SET PROBLEM: From the items below, pull out every line that contains the string "Users", and copy each one in full.

ENTRIES SHOWN:
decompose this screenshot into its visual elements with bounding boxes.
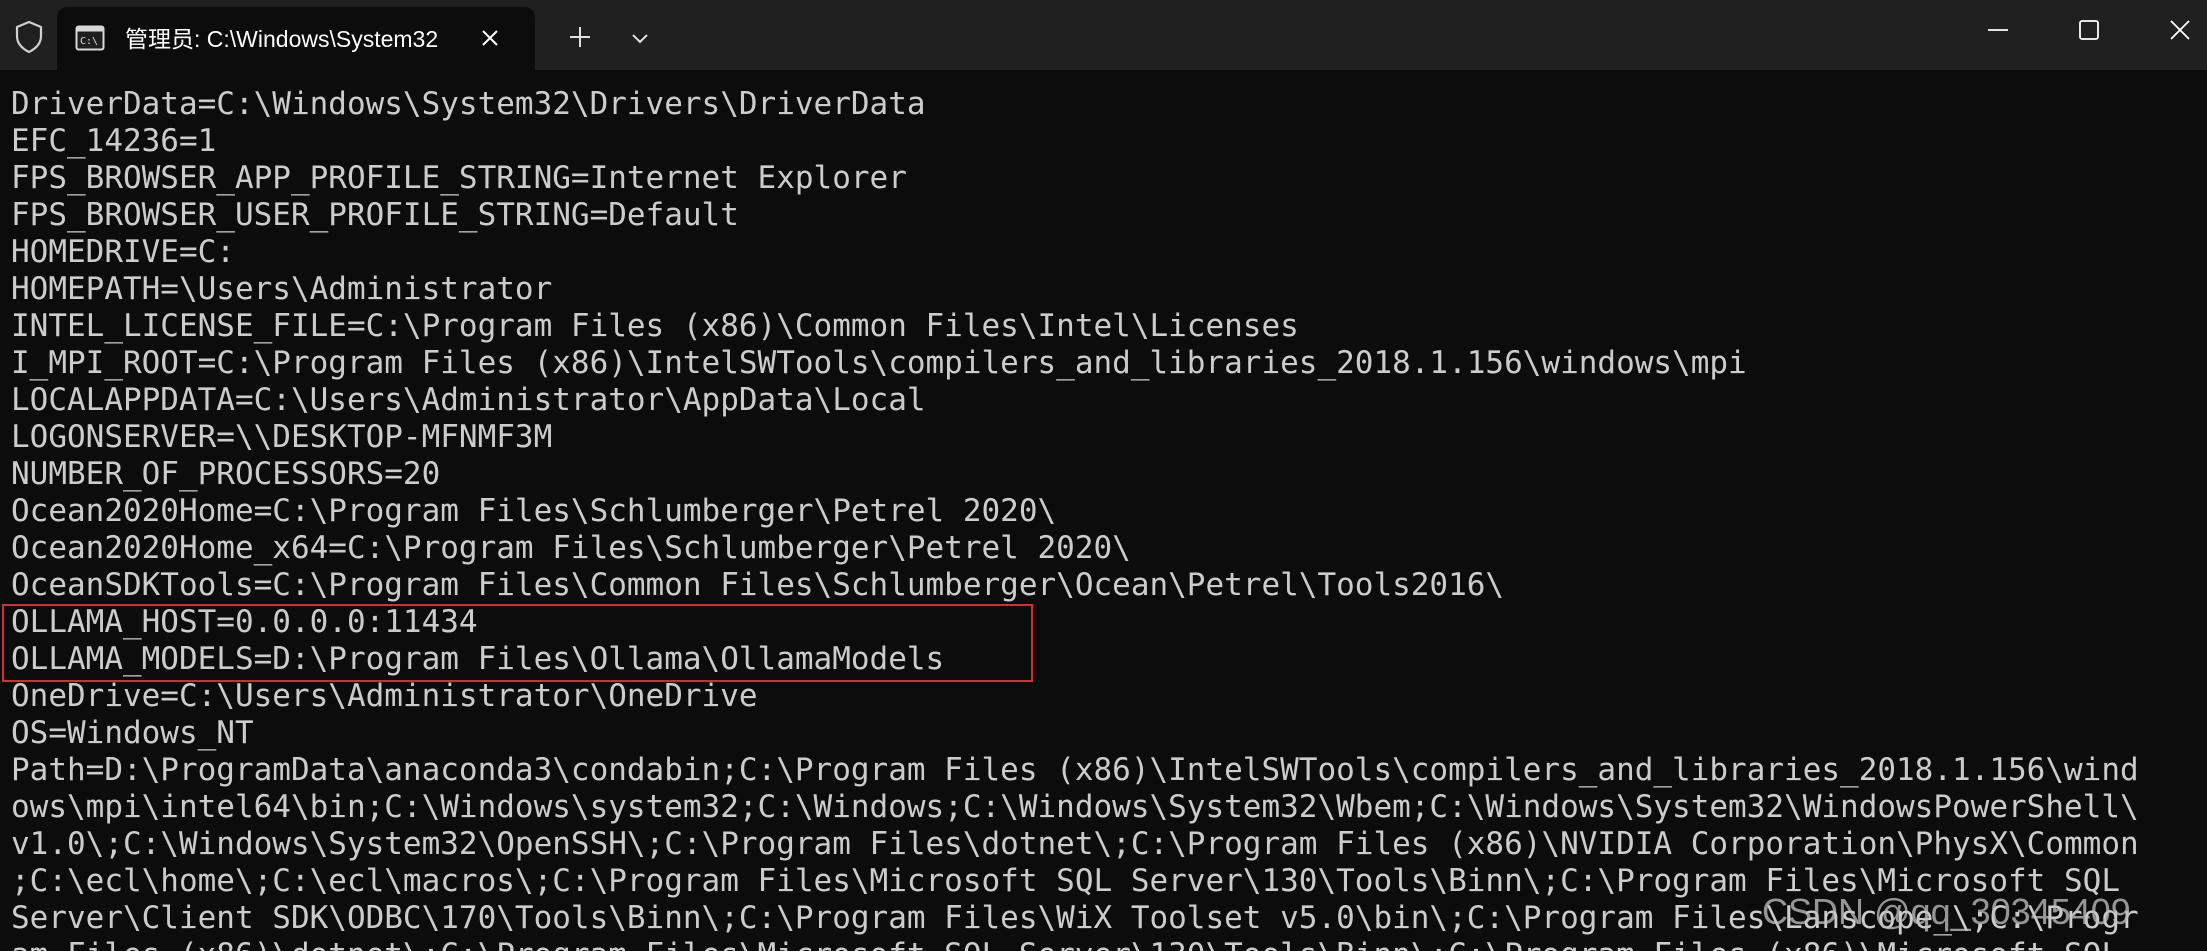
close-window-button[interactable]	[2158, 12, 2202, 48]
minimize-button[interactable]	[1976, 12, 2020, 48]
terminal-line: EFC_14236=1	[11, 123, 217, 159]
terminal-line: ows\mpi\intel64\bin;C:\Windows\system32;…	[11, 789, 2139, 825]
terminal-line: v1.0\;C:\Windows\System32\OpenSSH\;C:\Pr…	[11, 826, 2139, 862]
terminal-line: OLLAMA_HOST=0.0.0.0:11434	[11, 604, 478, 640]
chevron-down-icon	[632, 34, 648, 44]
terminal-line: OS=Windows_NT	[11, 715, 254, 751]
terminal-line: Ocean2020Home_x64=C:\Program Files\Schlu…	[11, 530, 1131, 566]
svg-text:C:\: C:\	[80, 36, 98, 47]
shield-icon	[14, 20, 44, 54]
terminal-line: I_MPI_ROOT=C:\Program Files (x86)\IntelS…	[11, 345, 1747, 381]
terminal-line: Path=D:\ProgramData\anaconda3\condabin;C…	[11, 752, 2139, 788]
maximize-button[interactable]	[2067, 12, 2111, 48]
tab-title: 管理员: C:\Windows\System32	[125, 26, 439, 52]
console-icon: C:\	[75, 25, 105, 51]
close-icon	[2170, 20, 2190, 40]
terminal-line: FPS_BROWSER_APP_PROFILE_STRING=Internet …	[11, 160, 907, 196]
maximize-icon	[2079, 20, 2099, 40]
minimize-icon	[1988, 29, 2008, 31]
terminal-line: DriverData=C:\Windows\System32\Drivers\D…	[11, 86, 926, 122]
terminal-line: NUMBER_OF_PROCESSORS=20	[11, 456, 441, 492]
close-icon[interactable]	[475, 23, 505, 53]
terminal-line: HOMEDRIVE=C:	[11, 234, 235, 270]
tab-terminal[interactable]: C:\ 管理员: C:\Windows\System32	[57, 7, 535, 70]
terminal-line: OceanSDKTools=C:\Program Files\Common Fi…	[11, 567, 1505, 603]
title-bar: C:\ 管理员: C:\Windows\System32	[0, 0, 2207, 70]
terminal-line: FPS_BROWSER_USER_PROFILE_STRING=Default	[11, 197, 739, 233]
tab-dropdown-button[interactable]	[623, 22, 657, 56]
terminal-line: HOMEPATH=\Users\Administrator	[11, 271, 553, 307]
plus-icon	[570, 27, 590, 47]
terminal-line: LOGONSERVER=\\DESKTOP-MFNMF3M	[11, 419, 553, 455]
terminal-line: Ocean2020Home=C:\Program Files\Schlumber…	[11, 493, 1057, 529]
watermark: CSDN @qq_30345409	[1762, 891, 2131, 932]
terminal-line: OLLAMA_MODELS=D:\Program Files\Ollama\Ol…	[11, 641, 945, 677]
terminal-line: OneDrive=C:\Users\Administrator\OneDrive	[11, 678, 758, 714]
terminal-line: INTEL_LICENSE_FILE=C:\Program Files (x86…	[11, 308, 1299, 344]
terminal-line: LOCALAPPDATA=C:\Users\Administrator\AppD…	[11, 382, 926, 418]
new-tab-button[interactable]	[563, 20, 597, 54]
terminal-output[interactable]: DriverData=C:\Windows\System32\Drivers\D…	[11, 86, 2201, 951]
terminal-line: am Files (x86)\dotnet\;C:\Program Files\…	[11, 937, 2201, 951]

FINAL RESULT:
terminal-line: HOMEPATH=\Users\Administrator	[11, 271, 553, 307]
terminal-line: OneDrive=C:\Users\Administrator\OneDrive	[11, 678, 758, 714]
terminal-line: LOCALAPPDATA=C:\Users\Administrator\AppD…	[11, 382, 926, 418]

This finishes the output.